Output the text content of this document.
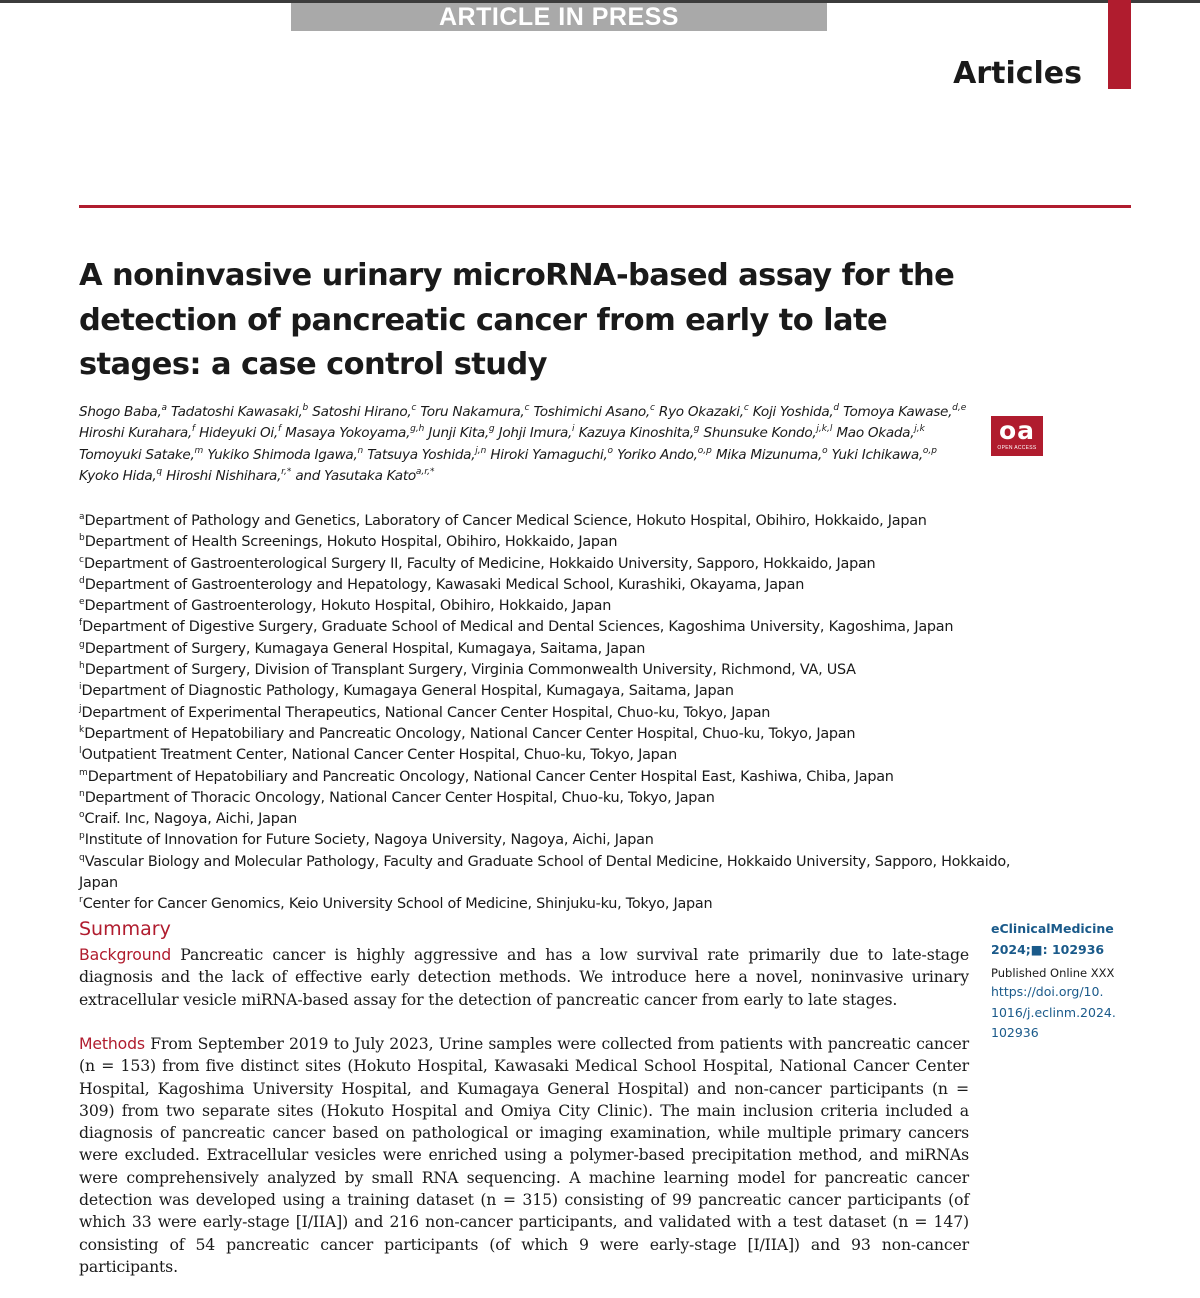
ARTICLE IN PRESS
Articles
A noninvasive urinary microRNA-based assay for the detection of pancreatic cancer from early to late stages: a case control study
Shogo Baba,$^a$ Tadatoshi Kawasaki,$^b$ Satoshi Hirano,$^c$ Toru Nakamura,$^c$ Toshimichi Asano,$^c$ Ryo Okazaki,$^c$ Koji Yoshida,$^d$ Tomoya Kawase,$^{d,e}$ Hiroshi Kurahara,$^f$ Hideyuki Oi,$^f$ Masaya Yokoyama,$^{g,h}$ Junji Kita,$^g$ Johji Imura,$^i$ Kazuya Kinoshita,$^g$ Shunsuke Kondo,$^{j,k,l}$ Mao Okada,$^{j,k}$ Tomoyuki Satake,$^m$ Yukiko Shimoda Igawa,$^n$ Tatsuya Yoshida,$^{j,n}$ Hiroki Yamaguchi,$^o$ Yoriko Ando,$^{o,p}$ Mika Mizunuma,$^o$ Yuki Ichikawa,$^{o,p}$ Kyoko Hida,$^q$ Hiroshi Nishihara,$^{r,*}$ and Yasutaka Kato$^{a,r,*}$
oa
OPEN ACCESS
$^a$Department of Pathology and Genetics, Laboratory of Cancer Medical Science, Hokuto Hospital, Obihiro, Hokkaido, Japan
$^b$Department of Health Screenings, Hokuto Hospital, Obihiro, Hokkaido, Japan
$^c$Department of Gastroenterological Surgery II, Faculty of Medicine, Hokkaido University, Sapporo, Hokkaido, Japan
$^d$Department of Gastroenterology and Hepatology, Kawasaki Medical School, Kurashiki, Okayama, Japan
$^e$Department of Gastroenterology, Hokuto Hospital, Obihiro, Hokkaido, Japan
$^f$Department of Digestive Surgery, Graduate School of Medical and Dental Sciences, Kagoshima University, Kagoshima, Japan
$^g$Department of Surgery, Kumagaya General Hospital, Kumagaya, Saitama, Japan
$^h$Department of Surgery, Division of Transplant Surgery, Virginia Commonwealth University, Richmond, VA, USA
$^i$Department of Diagnostic Pathology, Kumagaya General Hospital, Kumagaya, Saitama, Japan
$^j$Department of Experimental Therapeutics, National Cancer Center Hospital, Chuo-ku, Tokyo, Japan
$^k$Department of Hepatobiliary and Pancreatic Oncology, National Cancer Center Hospital, Chuo-ku, Tokyo, Japan
$^l$Outpatient Treatment Center, National Cancer Center Hospital, Chuo-ku, Tokyo, Japan
$^m$Department of Hepatobiliary and Pancreatic Oncology, National Cancer Center Hospital East, Kashiwa, Chiba, Japan
$^n$Department of Thoracic Oncology, National Cancer Center Hospital, Chuo-ku, Tokyo, Japan
$^o$Craif. Inc, Nagoya, Aichi, Japan
$^p$Institute of Innovation for Future Society, Nagoya University, Nagoya, Aichi, Japan
$^q$Vascular Biology and Molecular Pathology, Faculty and Graduate School of Dental Medicine, Hokkaido University, Sapporo, Hokkaido, Japan
$^r$Center for Cancer Genomics, Keio University School of Medicine, Shinjuku-ku, Tokyo, Japan
Summary

Background Pancreatic cancer is highly aggressive and has a low survival rate primarily due to late-stage diagnosis and the lack of effective early detection methods. We introduce here a novel, noninvasive urinary extracellular vesicle miRNA-based assay for the detection of pancreatic cancer from early to late stages.

Methods From September 2019 to July 2023, Urine samples were collected from patients with pancreatic cancer (n = 153) from five distinct sites (Hokuto Hospital, Kawasaki Medical School Hospital, National Cancer Center Hospital, Kagoshima University Hospital, and Kumagaya General Hospital) and non-cancer participants (n = 309) from two separate sites (Hokuto Hospital and Omiya City Clinic). The main inclusion criteria included a diagnosis of pancreatic cancer based on pathological or imaging examination, while multiple primary cancers were excluded. Extracellular vesicles were enriched using a polymer-based precipitation method, and miRNAs were comprehensively analyzed by small RNA sequencing. A machine learning model for pancreatic cancer detection was developed using a training dataset (n = 315) consisting of 99 pancreatic cancer participants (of which 33 were early-stage [I/IIA]) and 216 non-cancer participants, and validated with a test dataset (n = 147) consisting of 54 pancreatic cancer participants (of which 9 were early-stage [I/IIA]) and 93 non-cancer participants.

eClinicalMedicine
2024;■: 102936
Published Online XXX
https://doi.org/10.
1016/j.eclinm.2024.
102936
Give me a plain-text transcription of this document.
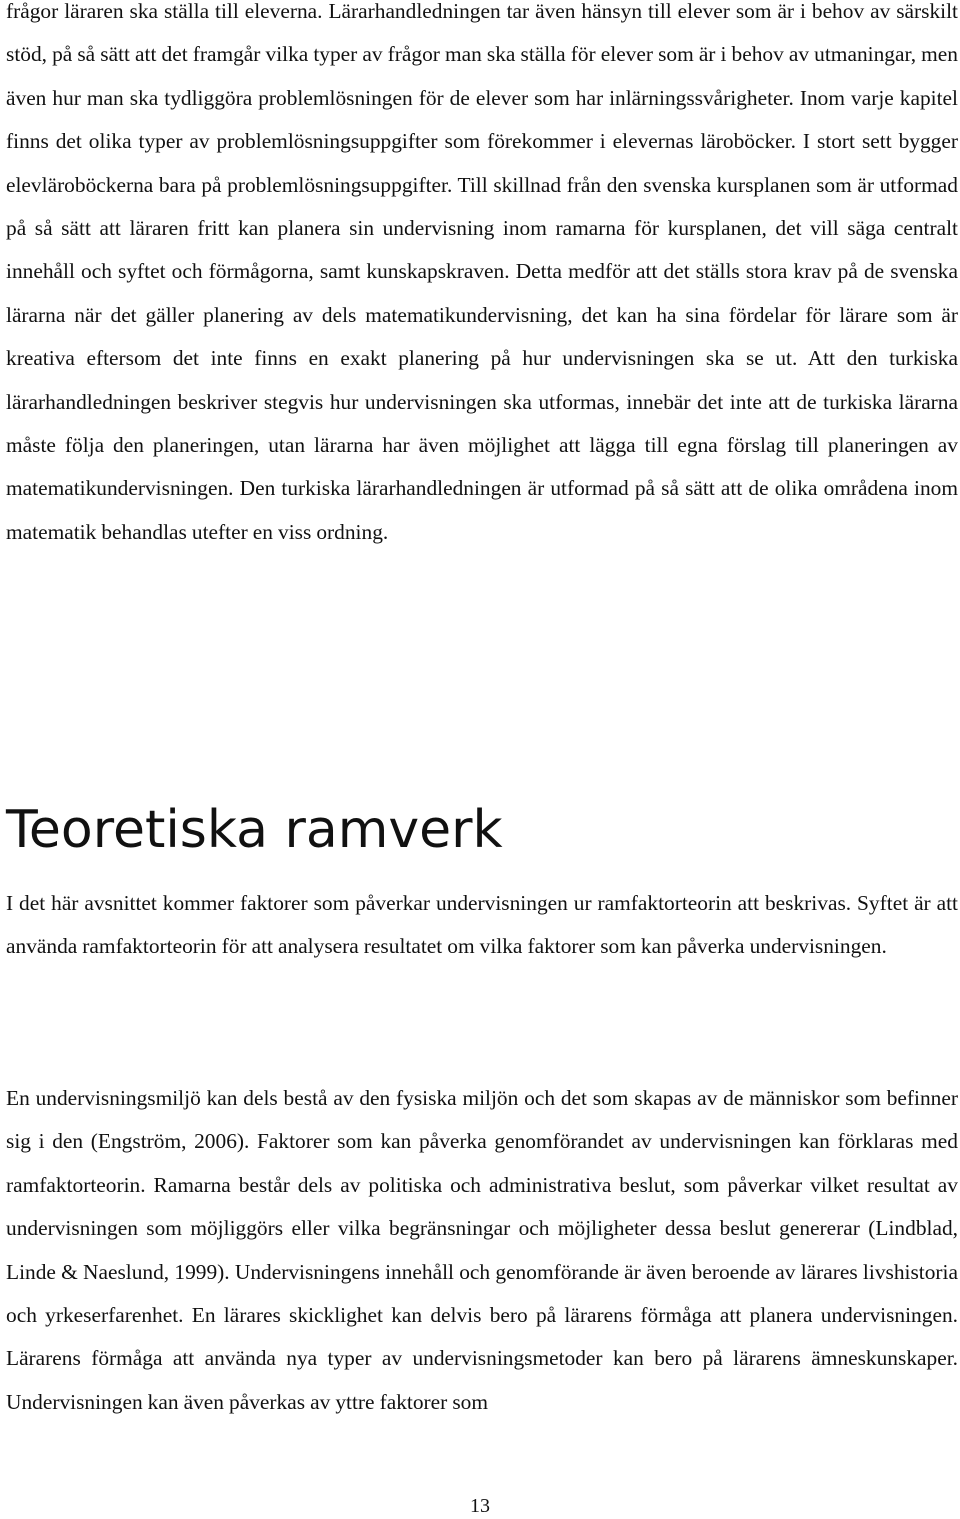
frågor läraren ska ställa till eleverna. Lärarhandledningen tar även hänsyn till elever som är i behov av särskilt stöd, på så sätt att det framgår vilka typer av frågor man ska ställa för elever som är i behov av utmaningar, men även hur man ska tydliggöra problemlösningen för de elever som har inlärningssvårigheter. Inom varje kapitel finns det olika typer av problemlösningsuppgifter som förekommer i elevernas läroböcker. I stort sett bygger elevläroböckerna bara på problemlösningsuppgifter. Till skillnad från den svenska kursplanen som är utformad på så sätt att läraren fritt kan planera sin undervisning inom ramarna för kursplanen, det vill säga centralt innehåll och syftet och förmågorna, samt kunskapskraven. Detta medför att det ställs stora krav på de svenska lärarna när det gäller planering av dels matematikundervisning, det kan ha sina fördelar för lärare som är kreativa eftersom det inte finns en exakt planering på hur undervisningen ska se ut. Att den turkiska lärarhandledningen beskriver stegvis hur undervisningen ska utformas, innebär det inte att de turkiska lärarna måste följa den planeringen, utan lärarna har även möjlighet att lägga till egna förslag till planeringen av matematikundervisningen. Den turkiska lärarhandledningen är utformad på så sätt att de olika områdena inom matematik behandlas utefter en viss ordning.

Teoretiska ramverk

I det här avsnittet kommer faktorer som påverkar undervisningen ur ramfaktorteorin att beskrivas. Syftet är att använda ramfaktorteorin för att analysera resultatet om vilka faktorer som kan påverka undervisningen.

En undervisningsmiljö kan dels bestå av den fysiska miljön och det som skapas av de människor som befinner sig i den (Engström, 2006). Faktorer som kan påverka genomförandet av undervisningen kan förklaras med ramfaktorteorin. Ramarna består dels av politiska och administrativa beslut, som påverkar vilket resultat av undervisningen som möjliggörs eller vilka begränsningar och möjligheter dessa beslut genererar (Lindblad, Linde & Naeslund, 1999). Undervisningens innehåll och genomförande är även beroende av lärares livshistoria och yrkeserfarenhet. En lärares skicklighet kan delvis bero på lärarens förmåga att planera undervisningen. Lärarens förmåga att använda nya typer av undervisningsmetoder kan bero på lärarens ämneskunskaper. Undervisningen kan även påverkas av yttre faktorer som

13
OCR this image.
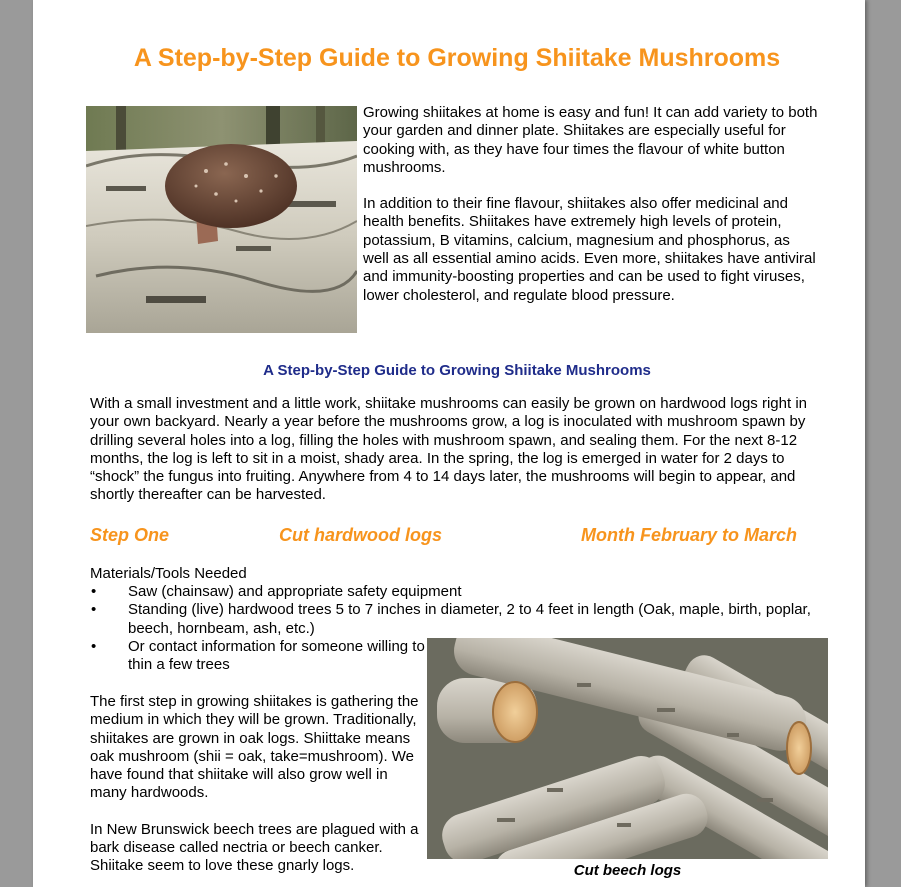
A Step-by-Step Guide to Growing Shiitake Mushrooms

Growing shiitakes at home is easy and fun! It can add variety to both your garden and dinner plate. Shiitakes are especially useful for cooking with, as they have four times the flavour of white button mushrooms.

In addition to their fine flavour, shiitakes also offer medicinal and health benefits. Shiitakes have extremely high levels of protein, potassium, B vitamins, calcium, magnesium and phosphorus, as well as all essential amino acids. Even more, shiitakes have antiviral and immunity-boosting properties and can be used to fight viruses, lower cholesterol, and regulate blood pressure.

A Step-by-Step Guide to Growing Shiitake Mushrooms
With a small investment and a little work, shiitake mushrooms can easily be grown on hardwood logs right in your own backyard. Nearly a year before the mushrooms grow, a log is inoculated with mushroom spawn by drilling several holes into a log, filling the holes with mushroom spawn, and sealing them. For the next 8-12 months, the log is left to sit in a moist, shady area. In the spring, the log is emerged in water for 2 days to “shock” the fungus into fruiting. Anywhere from 4 to 14 days later, the mushrooms will begin to appear, and shortly thereafter can be harvested.
Step One	Cut hardwood logs	Month February to March
Materials/Tools Needed
• Saw (chainsaw) and appropriate safety equipment
• Standing (live) hardwood trees 5 to 7 inches in diameter, 2 to 4 feet in length (Oak, maple, birth, poplar, beech, hornbeam, ash, etc.)
• Or contact information for someone willing to thin a few trees

The first step in growing shiitakes is gathering the medium in which they will be grown. Traditionally, shiitakes are grown in oak logs. Shiittake means oak mushroom (shii = oak, take=mushroom). We have found that shiitake will also grow well in many hardwoods.

In New Brunswick beech trees are plagued with a bark disease called nectria or beech canker. Shiitake seem to love these gnarly logs.	Cut beech logs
++++++++++++++++++++
• Exercise requirements: Where the line containing "OCR this image." appears in the entries above, start there and set down every line exactly through the last one, inclusive; omit pictures.

• Expected answer:
OCR this image.
A Step-by-Step Guide to Growing Shiitake Mushrooms

Growing shiitakes at home is easy and fun! It can add variety to both your garden and dinner plate. Shiitakes are especially useful for cooking with, as they have four times the flavour of white button mushrooms.

In addition to their fine flavour, shiitakes also offer medicinal and health benefits. Shiitakes have extremely high levels of protein, potassium, B vitamins, calcium, magnesium and phosphorus, as well as all essential amino acids. Even more, shiitakes have antiviral and immunity-boosting properties and can be used to fight viruses, lower cholesterol, and regulate blood pressure.

A Step-by-Step Guide to Growing Shiitake Mushrooms
With a small investment and a little work, shiitake mushrooms can easily be grown on hardwood logs right in your own backyard. Nearly a year before the mushrooms grow, a log is inoculated with mushroom spawn by drilling several holes into a log, filling the holes with mushroom spawn, and sealing them. For the next 8-12 months, the log is left to sit in a moist, shady area. In the spring, the log is emerged in water for 2 days to “shock” the fungus into fruiting. Anywhere from 4 to 14 days later, the mushrooms will begin to appear, and shortly thereafter can be harvested.
Step One	Cut hardwood logs	Month February to March
Materials/Tools Needed
• Saw (chainsaw) and appropriate safety equipment
• Standing (live) hardwood trees 5 to 7 inches in diameter, 2 to 4 feet in length (Oak, maple, birth, poplar, beech, hornbeam, ash, etc.)
• Or contact information for someone willing to thin a few trees

The first step in growing shiitakes is gathering the medium in which they will be grown. Traditionally, shiitakes are grown in oak logs. Shiittake means oak mushroom (shii = oak, take=mushroom). We have found that shiitake will also grow well in many hardwoods.

In New Brunswick beech trees are plagued with a bark disease called nectria or beech canker. Shiitake seem to love these gnarly logs.	Cut beech logs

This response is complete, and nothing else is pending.